▶ **Exercise requirements**: In the material below, find every line with "this" and pull it out.

━━ Supplied records ━━

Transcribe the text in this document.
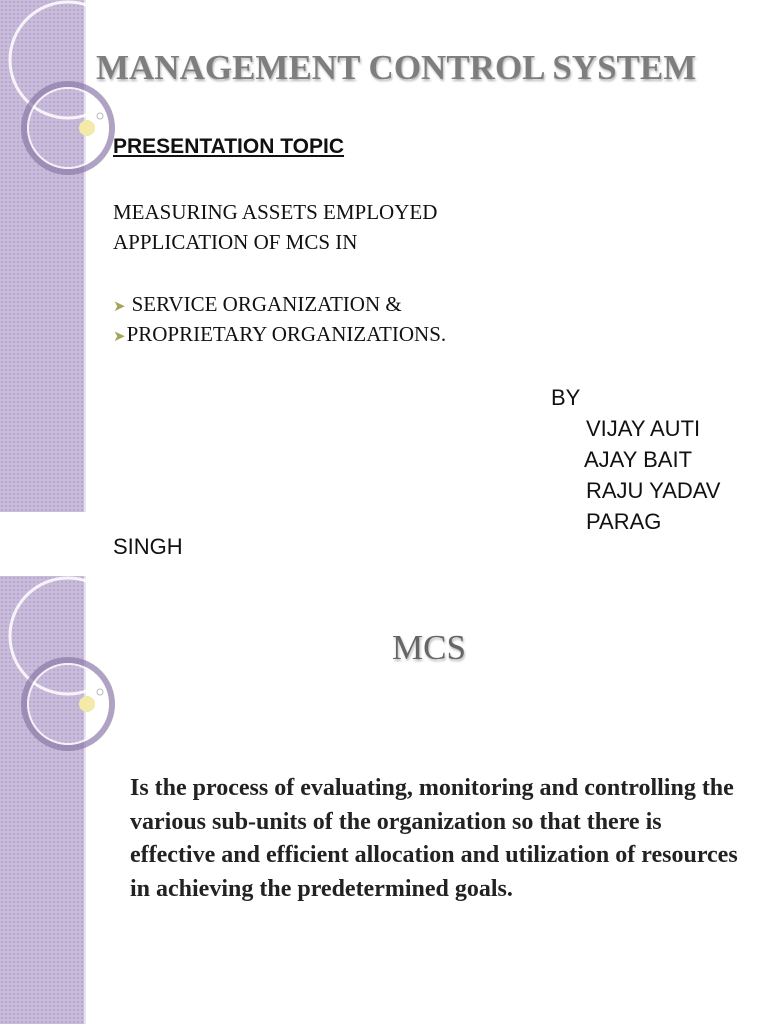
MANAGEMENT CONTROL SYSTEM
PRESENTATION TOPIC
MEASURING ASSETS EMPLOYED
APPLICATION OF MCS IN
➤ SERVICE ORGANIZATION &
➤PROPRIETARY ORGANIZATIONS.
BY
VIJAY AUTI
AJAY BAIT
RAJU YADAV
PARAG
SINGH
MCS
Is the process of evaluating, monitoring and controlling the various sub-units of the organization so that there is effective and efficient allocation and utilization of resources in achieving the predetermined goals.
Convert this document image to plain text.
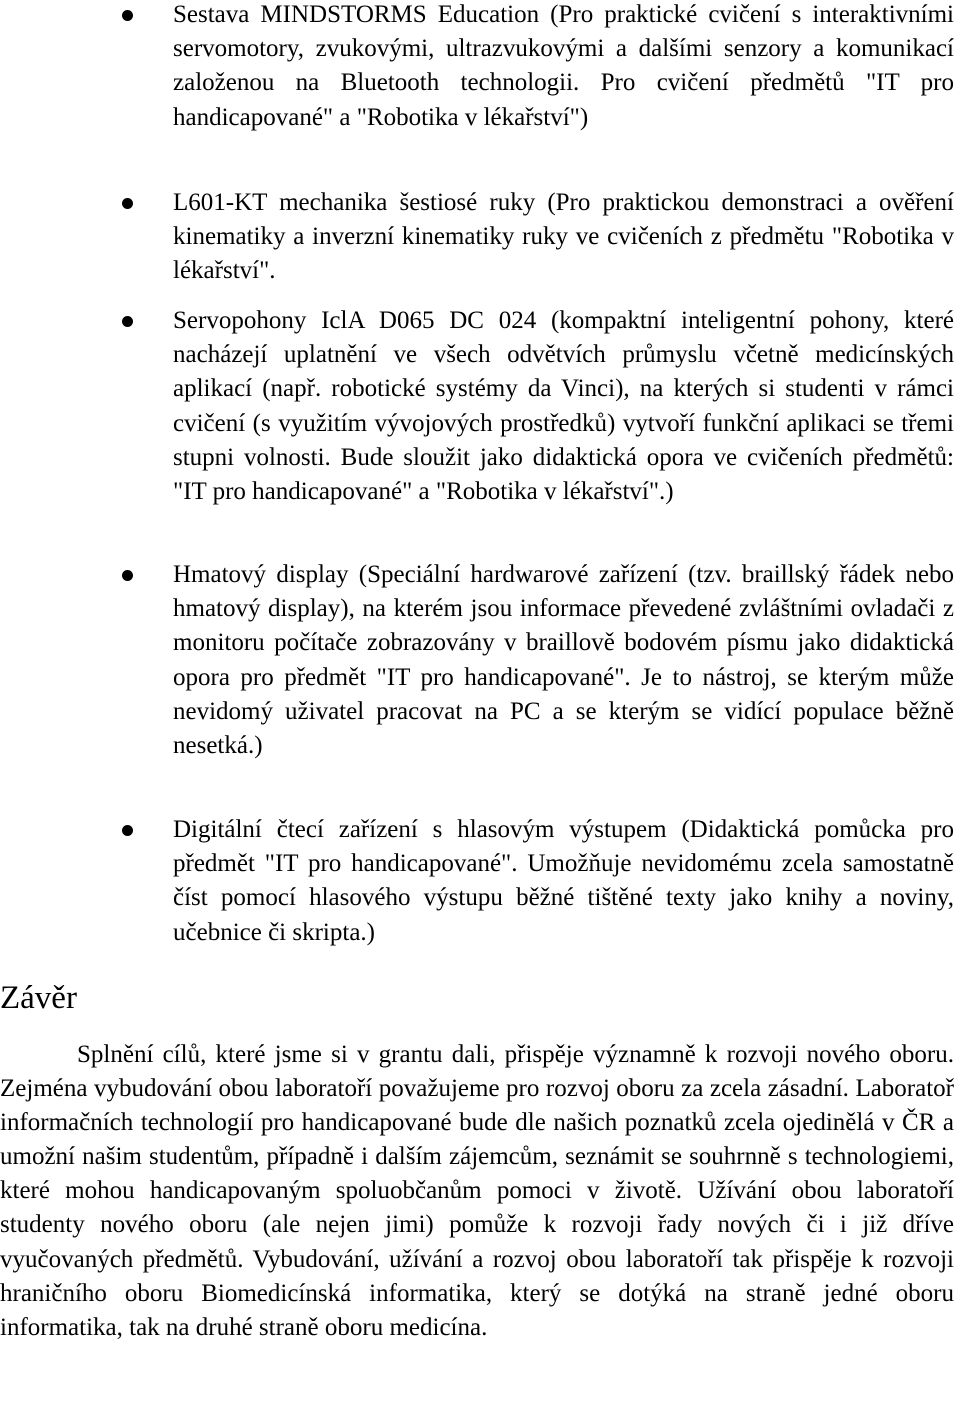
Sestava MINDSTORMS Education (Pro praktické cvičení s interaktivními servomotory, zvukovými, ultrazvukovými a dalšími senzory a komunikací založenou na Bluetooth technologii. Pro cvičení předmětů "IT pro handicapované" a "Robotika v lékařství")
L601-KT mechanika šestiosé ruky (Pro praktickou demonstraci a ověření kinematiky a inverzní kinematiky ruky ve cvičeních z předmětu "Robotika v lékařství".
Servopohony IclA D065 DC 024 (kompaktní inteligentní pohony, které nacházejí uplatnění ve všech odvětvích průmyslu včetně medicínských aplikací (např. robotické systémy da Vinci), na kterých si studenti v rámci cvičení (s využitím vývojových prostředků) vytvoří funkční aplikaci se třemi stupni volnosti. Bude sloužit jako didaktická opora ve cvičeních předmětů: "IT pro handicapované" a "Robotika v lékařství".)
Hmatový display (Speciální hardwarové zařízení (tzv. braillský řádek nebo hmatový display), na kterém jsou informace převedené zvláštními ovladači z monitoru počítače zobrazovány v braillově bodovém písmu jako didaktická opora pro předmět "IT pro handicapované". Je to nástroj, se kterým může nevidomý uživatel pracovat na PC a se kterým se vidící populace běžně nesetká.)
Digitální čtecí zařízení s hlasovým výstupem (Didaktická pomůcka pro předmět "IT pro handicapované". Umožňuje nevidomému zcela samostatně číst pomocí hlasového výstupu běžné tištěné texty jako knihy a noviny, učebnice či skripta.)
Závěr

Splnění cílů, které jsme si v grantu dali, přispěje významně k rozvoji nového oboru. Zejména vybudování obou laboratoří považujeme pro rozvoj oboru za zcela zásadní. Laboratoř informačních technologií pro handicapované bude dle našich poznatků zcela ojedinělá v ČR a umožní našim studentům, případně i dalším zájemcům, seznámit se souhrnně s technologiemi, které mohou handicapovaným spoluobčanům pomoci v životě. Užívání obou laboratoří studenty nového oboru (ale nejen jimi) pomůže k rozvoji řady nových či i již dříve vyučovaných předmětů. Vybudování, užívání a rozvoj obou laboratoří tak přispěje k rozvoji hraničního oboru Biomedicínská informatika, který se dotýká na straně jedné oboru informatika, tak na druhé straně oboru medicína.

━━━

▶ **Answer to the problem**:
Transcribe the text in this document.
Convert this document image to plain text.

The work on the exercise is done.